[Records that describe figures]
++++++++++

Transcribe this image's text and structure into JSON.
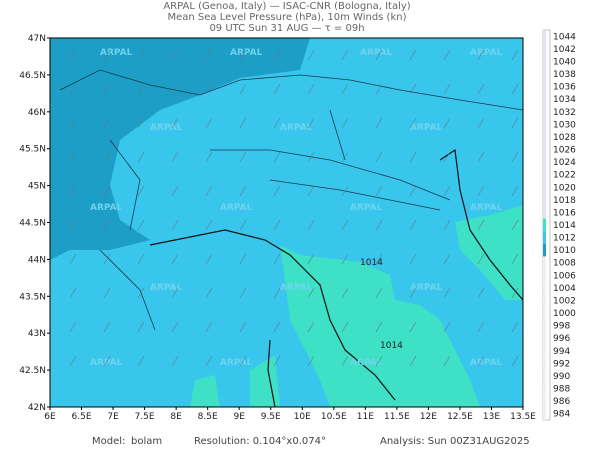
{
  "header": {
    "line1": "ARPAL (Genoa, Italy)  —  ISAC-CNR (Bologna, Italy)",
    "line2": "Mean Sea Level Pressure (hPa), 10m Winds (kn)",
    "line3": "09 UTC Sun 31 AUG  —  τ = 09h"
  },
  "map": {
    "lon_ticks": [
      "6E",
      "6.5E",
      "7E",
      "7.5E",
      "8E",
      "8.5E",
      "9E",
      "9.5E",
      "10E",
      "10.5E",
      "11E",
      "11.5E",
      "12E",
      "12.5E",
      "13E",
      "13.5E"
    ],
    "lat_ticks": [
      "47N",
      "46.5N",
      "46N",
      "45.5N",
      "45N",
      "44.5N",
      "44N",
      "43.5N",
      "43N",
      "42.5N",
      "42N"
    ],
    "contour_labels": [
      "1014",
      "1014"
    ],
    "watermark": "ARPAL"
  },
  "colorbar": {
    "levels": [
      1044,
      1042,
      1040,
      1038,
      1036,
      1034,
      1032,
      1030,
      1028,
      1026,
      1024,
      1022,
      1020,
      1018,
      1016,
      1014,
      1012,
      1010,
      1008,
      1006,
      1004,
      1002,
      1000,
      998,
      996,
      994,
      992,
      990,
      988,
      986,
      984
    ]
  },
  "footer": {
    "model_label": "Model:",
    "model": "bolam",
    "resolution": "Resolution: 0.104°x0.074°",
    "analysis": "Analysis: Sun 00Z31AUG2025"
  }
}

++++++++++

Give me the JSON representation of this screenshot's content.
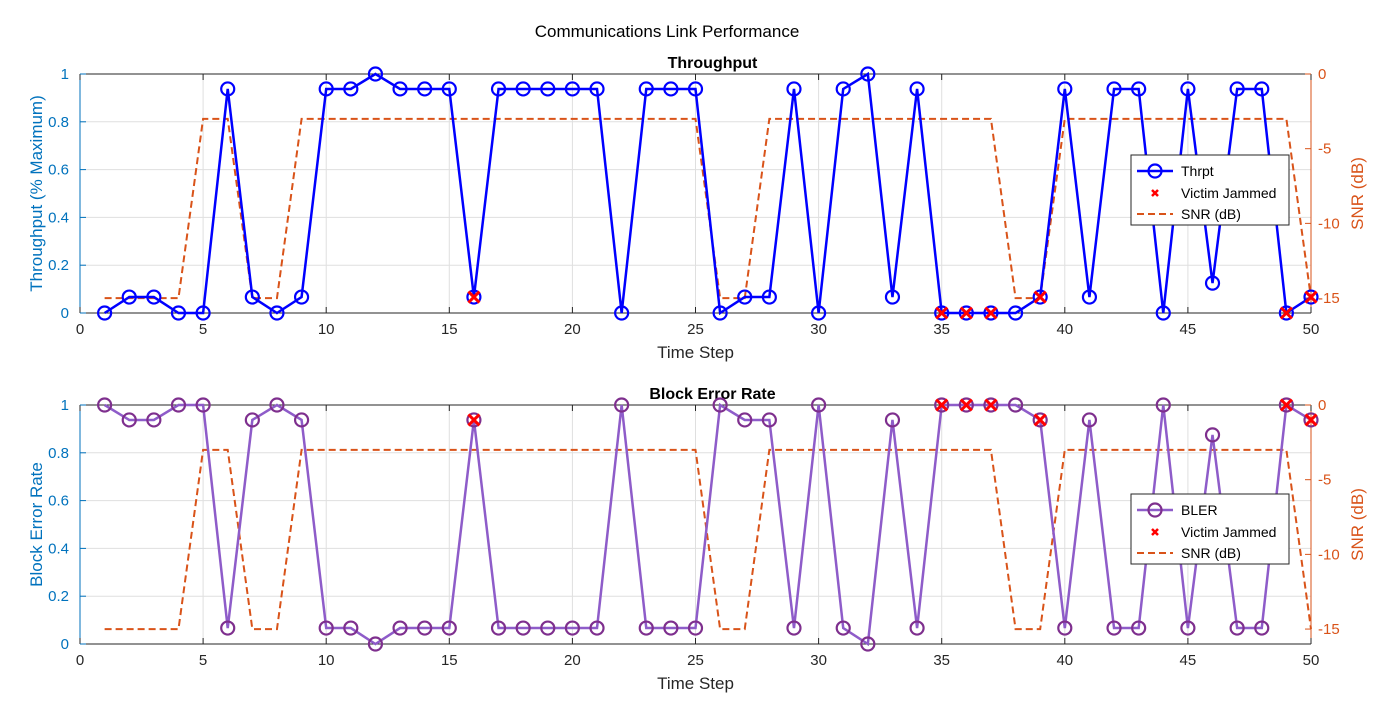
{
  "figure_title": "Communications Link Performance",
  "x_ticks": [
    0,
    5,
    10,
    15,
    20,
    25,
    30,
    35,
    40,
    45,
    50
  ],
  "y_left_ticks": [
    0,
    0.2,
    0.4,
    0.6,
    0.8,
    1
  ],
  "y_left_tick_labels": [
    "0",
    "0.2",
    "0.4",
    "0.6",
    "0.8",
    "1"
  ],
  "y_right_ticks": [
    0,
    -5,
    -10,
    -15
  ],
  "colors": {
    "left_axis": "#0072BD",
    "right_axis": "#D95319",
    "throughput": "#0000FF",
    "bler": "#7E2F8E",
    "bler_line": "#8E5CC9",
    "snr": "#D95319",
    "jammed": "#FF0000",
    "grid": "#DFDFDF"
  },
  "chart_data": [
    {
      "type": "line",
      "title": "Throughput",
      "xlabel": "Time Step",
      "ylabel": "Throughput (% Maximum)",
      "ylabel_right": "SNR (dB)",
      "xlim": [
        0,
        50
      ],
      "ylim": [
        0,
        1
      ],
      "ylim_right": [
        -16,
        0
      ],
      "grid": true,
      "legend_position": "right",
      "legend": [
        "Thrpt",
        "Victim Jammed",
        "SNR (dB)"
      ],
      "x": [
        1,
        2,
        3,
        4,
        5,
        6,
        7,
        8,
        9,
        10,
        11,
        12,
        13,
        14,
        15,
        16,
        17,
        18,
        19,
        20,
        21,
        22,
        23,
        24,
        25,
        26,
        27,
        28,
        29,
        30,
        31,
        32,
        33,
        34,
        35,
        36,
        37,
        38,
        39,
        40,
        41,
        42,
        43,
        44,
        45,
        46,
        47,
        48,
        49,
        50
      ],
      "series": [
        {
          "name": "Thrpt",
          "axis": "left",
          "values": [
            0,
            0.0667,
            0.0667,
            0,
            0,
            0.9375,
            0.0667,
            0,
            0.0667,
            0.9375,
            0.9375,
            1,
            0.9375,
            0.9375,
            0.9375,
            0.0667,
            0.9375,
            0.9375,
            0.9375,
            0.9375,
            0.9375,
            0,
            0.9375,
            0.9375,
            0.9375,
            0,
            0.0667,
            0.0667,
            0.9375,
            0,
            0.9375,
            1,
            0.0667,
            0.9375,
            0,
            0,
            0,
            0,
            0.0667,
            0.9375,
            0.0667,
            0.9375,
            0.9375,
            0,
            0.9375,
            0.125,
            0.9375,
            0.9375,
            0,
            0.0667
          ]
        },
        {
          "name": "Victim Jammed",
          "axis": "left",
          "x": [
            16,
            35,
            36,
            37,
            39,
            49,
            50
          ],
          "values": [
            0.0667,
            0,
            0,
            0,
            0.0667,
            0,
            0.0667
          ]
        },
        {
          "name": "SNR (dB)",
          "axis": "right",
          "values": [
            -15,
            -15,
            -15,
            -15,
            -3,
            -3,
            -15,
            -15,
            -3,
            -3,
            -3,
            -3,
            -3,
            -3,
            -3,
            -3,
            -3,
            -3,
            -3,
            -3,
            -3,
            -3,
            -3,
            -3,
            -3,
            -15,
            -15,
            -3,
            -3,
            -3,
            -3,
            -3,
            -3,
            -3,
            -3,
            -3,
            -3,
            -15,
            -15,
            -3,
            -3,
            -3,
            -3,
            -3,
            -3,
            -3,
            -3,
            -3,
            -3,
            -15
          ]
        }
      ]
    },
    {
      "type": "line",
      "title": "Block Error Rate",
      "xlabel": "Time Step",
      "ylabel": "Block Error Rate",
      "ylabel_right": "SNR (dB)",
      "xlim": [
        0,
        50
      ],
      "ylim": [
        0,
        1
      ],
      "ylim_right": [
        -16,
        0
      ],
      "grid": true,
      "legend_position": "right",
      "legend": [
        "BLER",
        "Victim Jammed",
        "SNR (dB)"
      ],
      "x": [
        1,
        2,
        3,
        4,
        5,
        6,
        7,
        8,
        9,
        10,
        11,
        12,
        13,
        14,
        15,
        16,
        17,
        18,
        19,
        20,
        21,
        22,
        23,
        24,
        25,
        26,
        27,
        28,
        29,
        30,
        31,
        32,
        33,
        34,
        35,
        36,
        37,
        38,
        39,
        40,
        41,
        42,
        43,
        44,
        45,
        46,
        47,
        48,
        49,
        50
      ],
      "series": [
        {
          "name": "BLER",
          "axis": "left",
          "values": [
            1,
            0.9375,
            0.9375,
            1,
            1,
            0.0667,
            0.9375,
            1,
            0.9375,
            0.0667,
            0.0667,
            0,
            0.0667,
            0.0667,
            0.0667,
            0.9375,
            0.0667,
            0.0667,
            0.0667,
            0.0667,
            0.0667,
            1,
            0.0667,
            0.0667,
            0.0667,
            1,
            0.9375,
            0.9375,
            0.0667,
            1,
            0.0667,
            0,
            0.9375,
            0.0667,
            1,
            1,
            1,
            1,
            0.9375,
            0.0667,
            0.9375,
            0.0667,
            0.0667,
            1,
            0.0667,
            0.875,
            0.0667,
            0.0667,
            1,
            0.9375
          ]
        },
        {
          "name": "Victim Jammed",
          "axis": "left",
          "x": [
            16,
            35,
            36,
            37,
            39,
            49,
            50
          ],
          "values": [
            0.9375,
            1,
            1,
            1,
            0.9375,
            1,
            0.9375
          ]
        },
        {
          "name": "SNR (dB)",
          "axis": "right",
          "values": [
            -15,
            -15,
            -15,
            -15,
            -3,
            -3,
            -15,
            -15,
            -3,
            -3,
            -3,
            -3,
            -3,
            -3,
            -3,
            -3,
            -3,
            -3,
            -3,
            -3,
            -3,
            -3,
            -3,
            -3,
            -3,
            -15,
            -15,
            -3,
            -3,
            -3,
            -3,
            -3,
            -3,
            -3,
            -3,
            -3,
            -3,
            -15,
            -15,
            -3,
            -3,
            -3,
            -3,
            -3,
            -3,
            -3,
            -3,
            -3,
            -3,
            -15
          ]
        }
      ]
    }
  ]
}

++++++++++

*Request:*
All lines holding the word "this" should be picked out and copied.

*Exercise solution:*
Transcribe this image's text and structure into JSON.
Give me the JSON representation of this screenshot's content.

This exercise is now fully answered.